*Aim*.
Will you quote all of the entries, word for word?

*Data supplied*.
•••

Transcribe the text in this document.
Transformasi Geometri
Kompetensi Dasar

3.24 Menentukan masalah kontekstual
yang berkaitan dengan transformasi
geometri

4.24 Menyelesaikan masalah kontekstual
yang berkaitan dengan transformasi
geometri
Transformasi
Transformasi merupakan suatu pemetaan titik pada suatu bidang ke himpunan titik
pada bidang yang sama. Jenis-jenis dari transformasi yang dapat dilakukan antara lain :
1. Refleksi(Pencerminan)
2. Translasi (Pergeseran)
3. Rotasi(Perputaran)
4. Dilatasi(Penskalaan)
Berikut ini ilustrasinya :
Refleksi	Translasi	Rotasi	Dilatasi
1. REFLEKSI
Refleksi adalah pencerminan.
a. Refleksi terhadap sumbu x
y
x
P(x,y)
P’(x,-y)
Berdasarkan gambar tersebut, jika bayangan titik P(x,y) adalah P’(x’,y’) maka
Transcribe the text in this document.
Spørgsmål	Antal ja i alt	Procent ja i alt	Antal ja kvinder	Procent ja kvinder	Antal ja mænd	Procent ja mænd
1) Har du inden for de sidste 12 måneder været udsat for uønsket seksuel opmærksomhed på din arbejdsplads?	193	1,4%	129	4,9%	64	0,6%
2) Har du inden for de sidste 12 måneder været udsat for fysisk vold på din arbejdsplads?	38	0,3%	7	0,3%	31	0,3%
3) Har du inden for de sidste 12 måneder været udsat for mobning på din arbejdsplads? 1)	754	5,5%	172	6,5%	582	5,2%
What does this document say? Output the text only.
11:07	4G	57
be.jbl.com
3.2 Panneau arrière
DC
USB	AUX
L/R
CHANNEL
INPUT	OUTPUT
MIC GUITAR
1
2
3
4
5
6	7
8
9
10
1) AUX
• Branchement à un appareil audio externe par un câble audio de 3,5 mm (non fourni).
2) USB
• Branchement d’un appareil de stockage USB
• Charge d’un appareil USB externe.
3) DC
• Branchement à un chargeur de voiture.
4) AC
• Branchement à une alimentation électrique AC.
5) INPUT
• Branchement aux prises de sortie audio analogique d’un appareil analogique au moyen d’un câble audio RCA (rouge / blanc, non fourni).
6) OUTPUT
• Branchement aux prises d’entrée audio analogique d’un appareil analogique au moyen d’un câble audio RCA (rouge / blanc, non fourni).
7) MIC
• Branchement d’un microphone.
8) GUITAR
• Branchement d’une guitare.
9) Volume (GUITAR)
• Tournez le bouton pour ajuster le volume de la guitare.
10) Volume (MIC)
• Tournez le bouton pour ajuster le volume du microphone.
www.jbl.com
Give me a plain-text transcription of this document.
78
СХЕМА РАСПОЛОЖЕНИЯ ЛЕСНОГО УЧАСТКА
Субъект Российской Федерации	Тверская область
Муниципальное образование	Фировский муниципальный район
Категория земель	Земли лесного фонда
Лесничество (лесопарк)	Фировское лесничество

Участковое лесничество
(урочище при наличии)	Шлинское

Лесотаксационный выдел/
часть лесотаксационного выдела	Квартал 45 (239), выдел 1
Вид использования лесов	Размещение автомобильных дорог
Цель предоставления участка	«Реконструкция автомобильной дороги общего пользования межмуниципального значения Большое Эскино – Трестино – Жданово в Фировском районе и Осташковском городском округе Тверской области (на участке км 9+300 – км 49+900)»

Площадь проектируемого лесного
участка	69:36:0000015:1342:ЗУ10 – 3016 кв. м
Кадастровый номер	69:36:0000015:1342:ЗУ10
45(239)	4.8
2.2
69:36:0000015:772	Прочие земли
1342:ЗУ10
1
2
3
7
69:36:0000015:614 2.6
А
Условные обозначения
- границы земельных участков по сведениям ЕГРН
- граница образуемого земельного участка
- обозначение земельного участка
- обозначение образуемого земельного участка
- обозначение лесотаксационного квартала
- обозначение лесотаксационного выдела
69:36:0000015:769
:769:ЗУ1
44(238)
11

•••

*Written answer*.
Transcribe the text in this document.
Transformasi Geometri
Kompetensi Dasar

3.24 Menentukan masalah kontekstual
yang berkaitan dengan transformasi
geometri

4.24 Menyelesaikan masalah kontekstual
yang berkaitan dengan transformasi
geometri
Transformasi
Transformasi merupakan suatu pemetaan titik pada suatu bidang ke himpunan titik
pada bidang yang sama. Jenis-jenis dari transformasi yang dapat dilakukan antara lain :
1. Refleksi(Pencerminan)
2. Translasi (Pergeseran)
3. Rotasi(Perputaran)
4. Dilatasi(Penskalaan)
Berikut ini ilustrasinya :
Refleksi	Translasi	Rotasi	Dilatasi
1. REFLEKSI
Refleksi adalah pencerminan.
a. Refleksi terhadap sumbu x
y
x
P(x,y)
P’(x,-y)
Berdasarkan gambar tersebut, jika bayangan titik P(x,y) adalah P’(x’,y’) maka
Transcribe the text in this document.
Spørgsmål	Antal ja i alt	Procent ja i alt	Antal ja kvinder	Procent ja kvinder	Antal ja mænd	Procent ja mænd
1) Har du inden for de sidste 12 måneder været udsat for uønsket seksuel opmærksomhed på din arbejdsplads?	193	1,4%	129	4,9%	64	0,6%
2) Har du inden for de sidste 12 måneder været udsat for fysisk vold på din arbejdsplads?	38	0,3%	7	0,3%	31	0,3%
3) Har du inden for de sidste 12 måneder været udsat for mobning på din arbejdsplads? 1)	754	5,5%	172	6,5%	582	5,2%
What does this document say? Output the text only.
11:07	4G	57
be.jbl.com
3.2 Panneau arrière
DC
USB	AUX
L/R
CHANNEL
INPUT	OUTPUT
MIC GUITAR
1
2
3
4
5
6	7
8
9
10
1) AUX
• Branchement à un appareil audio externe par un câble audio de 3,5 mm (non fourni).
2) USB
• Branchement d’un appareil de stockage USB
• Charge d’un appareil USB externe.
3) DC
• Branchement à un chargeur de voiture.
4) AC
• Branchement à une alimentation électrique AC.
5) INPUT
• Branchement aux prises de sortie audio analogique d’un appareil analogique au moyen d’un câble audio RCA (rouge / blanc, non fourni).
6) OUTPUT
• Branchement aux prises d’entrée audio analogique d’un appareil analogique au moyen d’un câble audio RCA (rouge / blanc, non fourni).
7) MIC
• Branchement d’un microphone.
8) GUITAR
• Branchement d’une guitare.
9) Volume (GUITAR)
• Tournez le bouton pour ajuster le volume de la guitare.
10) Volume (MIC)
• Tournez le bouton pour ajuster le volume du microphone.
www.jbl.com
Give me a plain-text transcription of this document.
78
СХЕМА РАСПОЛОЖЕНИЯ ЛЕСНОГО УЧАСТКА
Субъект Российской Федерации	Тверская область
Муниципальное образование	Фировский муниципальный район
Категория земель	Земли лесного фонда
Лесничество (лесопарк)	Фировское лесничество

Участковое лесничество
(урочище при наличии)	Шлинское

Лесотаксационный выдел/
часть лесотаксационного выдела	Квартал 45 (239), выдел 1
Вид использования лесов	Размещение автомобильных дорог
Цель предоставления участка	«Реконструкция автомобильной дороги общего пользования межмуниципального значения Большое Эскино – Трестино – Жданово в Фировском районе и Осташковском городском округе Тверской области (на участке км 9+300 – км 49+900)»

Площадь проектируемого лесного
участка	69:36:0000015:1342:ЗУ10 – 3016 кв. м
Кадастровый номер	69:36:0000015:1342:ЗУ10
45(239)	4.8
2.2
69:36:0000015:772	Прочие земли
1342:ЗУ10
1
2
3
7
69:36:0000015:614 2.6
А
Условные обозначения
- границы земельных участков по сведениям ЕГРН
- граница образуемого земельного участка
- обозначение земельного участка
- обозначение образуемого земельного участка
- обозначение лесотаксационного квартала
- обозначение лесотаксационного выдела
69:36:0000015:769
:769:ЗУ1
44(238)
11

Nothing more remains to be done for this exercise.